═════ RECORDS PROVIDED

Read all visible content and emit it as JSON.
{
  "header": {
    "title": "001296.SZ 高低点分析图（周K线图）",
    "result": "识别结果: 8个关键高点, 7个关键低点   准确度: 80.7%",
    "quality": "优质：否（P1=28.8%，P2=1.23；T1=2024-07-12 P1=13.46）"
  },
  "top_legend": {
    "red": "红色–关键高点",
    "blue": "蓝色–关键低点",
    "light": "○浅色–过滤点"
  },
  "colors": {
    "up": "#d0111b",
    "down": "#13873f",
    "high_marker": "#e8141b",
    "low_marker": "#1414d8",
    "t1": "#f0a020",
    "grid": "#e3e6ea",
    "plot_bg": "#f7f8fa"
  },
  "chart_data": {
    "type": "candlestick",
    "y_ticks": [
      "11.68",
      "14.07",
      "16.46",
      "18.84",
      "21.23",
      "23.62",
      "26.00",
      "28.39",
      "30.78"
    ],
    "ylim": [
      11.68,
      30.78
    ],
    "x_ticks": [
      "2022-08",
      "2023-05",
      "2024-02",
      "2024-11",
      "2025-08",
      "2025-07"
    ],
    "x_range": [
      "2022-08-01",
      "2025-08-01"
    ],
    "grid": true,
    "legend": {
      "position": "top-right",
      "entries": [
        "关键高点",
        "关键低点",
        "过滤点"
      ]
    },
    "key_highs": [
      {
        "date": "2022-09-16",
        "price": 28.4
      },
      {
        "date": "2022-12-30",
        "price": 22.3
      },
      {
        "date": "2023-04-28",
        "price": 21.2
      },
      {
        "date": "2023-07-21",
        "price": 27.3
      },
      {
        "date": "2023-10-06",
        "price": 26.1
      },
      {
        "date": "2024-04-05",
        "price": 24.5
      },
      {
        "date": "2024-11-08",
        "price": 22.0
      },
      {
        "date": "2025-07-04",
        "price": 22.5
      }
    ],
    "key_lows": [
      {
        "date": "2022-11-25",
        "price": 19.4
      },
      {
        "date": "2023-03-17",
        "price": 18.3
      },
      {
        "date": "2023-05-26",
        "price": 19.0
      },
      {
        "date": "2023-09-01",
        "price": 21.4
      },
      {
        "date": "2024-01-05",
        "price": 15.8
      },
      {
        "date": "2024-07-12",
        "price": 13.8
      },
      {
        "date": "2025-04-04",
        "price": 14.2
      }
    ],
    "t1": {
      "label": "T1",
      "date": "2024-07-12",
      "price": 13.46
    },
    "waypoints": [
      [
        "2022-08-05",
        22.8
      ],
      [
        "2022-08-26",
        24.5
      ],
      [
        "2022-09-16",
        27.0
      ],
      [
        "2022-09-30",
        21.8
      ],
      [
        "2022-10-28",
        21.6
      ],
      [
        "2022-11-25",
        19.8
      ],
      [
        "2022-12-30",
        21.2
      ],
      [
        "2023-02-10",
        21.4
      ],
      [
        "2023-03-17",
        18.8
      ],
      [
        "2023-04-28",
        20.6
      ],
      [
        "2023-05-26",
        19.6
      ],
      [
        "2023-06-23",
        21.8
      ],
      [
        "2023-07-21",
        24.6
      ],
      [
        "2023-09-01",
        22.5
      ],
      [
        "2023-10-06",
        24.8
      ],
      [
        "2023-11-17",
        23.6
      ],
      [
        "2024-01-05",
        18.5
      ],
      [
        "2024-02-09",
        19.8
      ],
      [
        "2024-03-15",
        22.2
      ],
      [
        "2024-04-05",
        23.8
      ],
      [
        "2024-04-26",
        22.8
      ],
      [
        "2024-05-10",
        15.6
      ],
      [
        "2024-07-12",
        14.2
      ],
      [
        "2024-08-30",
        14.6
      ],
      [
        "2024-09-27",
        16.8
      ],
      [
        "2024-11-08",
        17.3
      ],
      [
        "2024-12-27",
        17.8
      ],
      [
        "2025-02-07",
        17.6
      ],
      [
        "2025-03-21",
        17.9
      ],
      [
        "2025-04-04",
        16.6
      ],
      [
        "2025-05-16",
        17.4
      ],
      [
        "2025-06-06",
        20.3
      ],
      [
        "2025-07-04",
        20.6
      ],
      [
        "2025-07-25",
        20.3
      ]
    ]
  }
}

══════════

-- GIVEN REQUEST --
Quote each line above in full, word for word.

-- TASK SOLUTION --
Read all visible content and emit it as JSON.
{
  "header": {
    "title": "001296.SZ 高低点分析图（周K线图）",
    "result": "识别结果: 8个关键高点, 7个关键低点   准确度: 80.7%",
    "quality": "优质：否（P1=28.8%，P2=1.23；T1=2024-07-12 P1=13.46）"
  },
  "top_legend": {
    "red": "红色–关键高点",
    "blue": "蓝色–关键低点",
    "light": "○浅色–过滤点"
  },
  "colors": {
    "up": "#d0111b",
    "down": "#13873f",
    "high_marker": "#e8141b",
    "low_marker": "#1414d8",
    "t1": "#f0a020",
    "grid": "#e3e6ea",
    "plot_bg": "#f7f8fa"
  },
  "chart_data": {
    "type": "candlestick",
    "y_ticks": [
      "11.68",
      "14.07",
      "16.46",
      "18.84",
      "21.23",
      "23.62",
      "26.00",
      "28.39",
      "30.78"
    ],
    "ylim": [
      11.68,
      30.78
    ],
    "x_ticks": [
      "2022-08",
      "2023-05",
      "2024-02",
      "2024-11",
      "2025-08",
      "2025-07"
    ],
    "x_range": [
      "2022-08-01",
      "2025-08-01"
    ],
    "grid": true,
    "legend": {
      "position": "top-right",
      "entries": [
        "关键高点",
        "关键低点",
        "过滤点"
      ]
    },
    "key_highs": [
      {
        "date": "2022-09-16",
        "price": 28.4
      },
      {
        "date": "2022-12-30",
        "price": 22.3
      },
      {
        "date": "2023-04-28",
        "price": 21.2
      },
      {
        "date": "2023-07-21",
        "price": 27.3
      },
      {
        "date": "2023-10-06",
        "price": 26.1
      },
      {
        "date": "2024-04-05",
        "price": 24.5
      },
      {
        "date": "2024-11-08",
        "price": 22.0
      },
      {
        "date": "2025-07-04",
        "price": 22.5
      }
    ],
    "key_lows": [
      {
        "date": "2022-11-25",
        "price": 19.4
      },
      {
        "date": "2023-03-17",
        "price": 18.3
      },
      {
        "date": "2023-05-26",
        "price": 19.0
      },
      {
        "date": "2023-09-01",
        "price": 21.4
      },
      {
        "date": "2024-01-05",
        "price": 15.8
      },
      {
        "date": "2024-07-12",
        "price": 13.8
      },
      {
        "date": "2025-04-04",
        "price": 14.2
      }
    ],
    "t1": {
      "label": "T1",
      "date": "2024-07-12",
      "price": 13.46
    },
    "waypoints": [
      [
        "2022-08-05",
        22.8
      ],
      [
        "2022-08-26",
        24.5
      ],
      [
        "2022-09-16",
        27.0
      ],
      [
        "2022-09-30",
        21.8
      ],
      [
        "2022-10-28",
        21.6
      ],
      [
        "2022-11-25",
        19.8
      ],
      [
        "2022-12-30",
        21.2
      ],
      [
        "2023-02-10",
        21.4
      ],
      [
        "2023-03-17",
        18.8
      ],
      [
        "2023-04-28",
        20.6
      ],
      [
        "2023-05-26",
        19.6
      ],
      [
        "2023-06-23",
        21.8
      ],
      [
        "2023-07-21",
        24.6
      ],
      [
        "2023-09-01",
        22.5
      ],
      [
        "2023-10-06",
        24.8
      ],
      [
        "2023-11-17",
        23.6
      ],
      [
        "2024-01-05",
        18.5
      ],
      [
        "2024-02-09",
        19.8
      ],
      [
        "2024-03-15",
        22.2
      ],
      [
        "2024-04-05",
        23.8
      ],
      [
        "2024-04-26",
        22.8
      ],
      [
        "2024-05-10",
        15.6
      ],
      [
        "2024-07-12",
        14.2
      ],
      [
        "2024-08-30",
        14.6
      ],
      [
        "2024-09-27",
        16.8
      ],
      [
        "2024-11-08",
        17.3
      ],
      [
        "2024-12-27",
        17.8
      ],
      [
        "2025-02-07",
        17.6
      ],
      [
        "2025-03-21",
        17.9
      ],
      [
        "2025-04-04",
        16.6
      ],
      [
        "2025-05-16",
        17.4
      ],
      [
        "2025-06-06",
        20.3
      ],
      [
        "2025-07-04",
        20.6
      ],
      [
        "2025-07-25",
        20.3
      ]
    ]
  }
}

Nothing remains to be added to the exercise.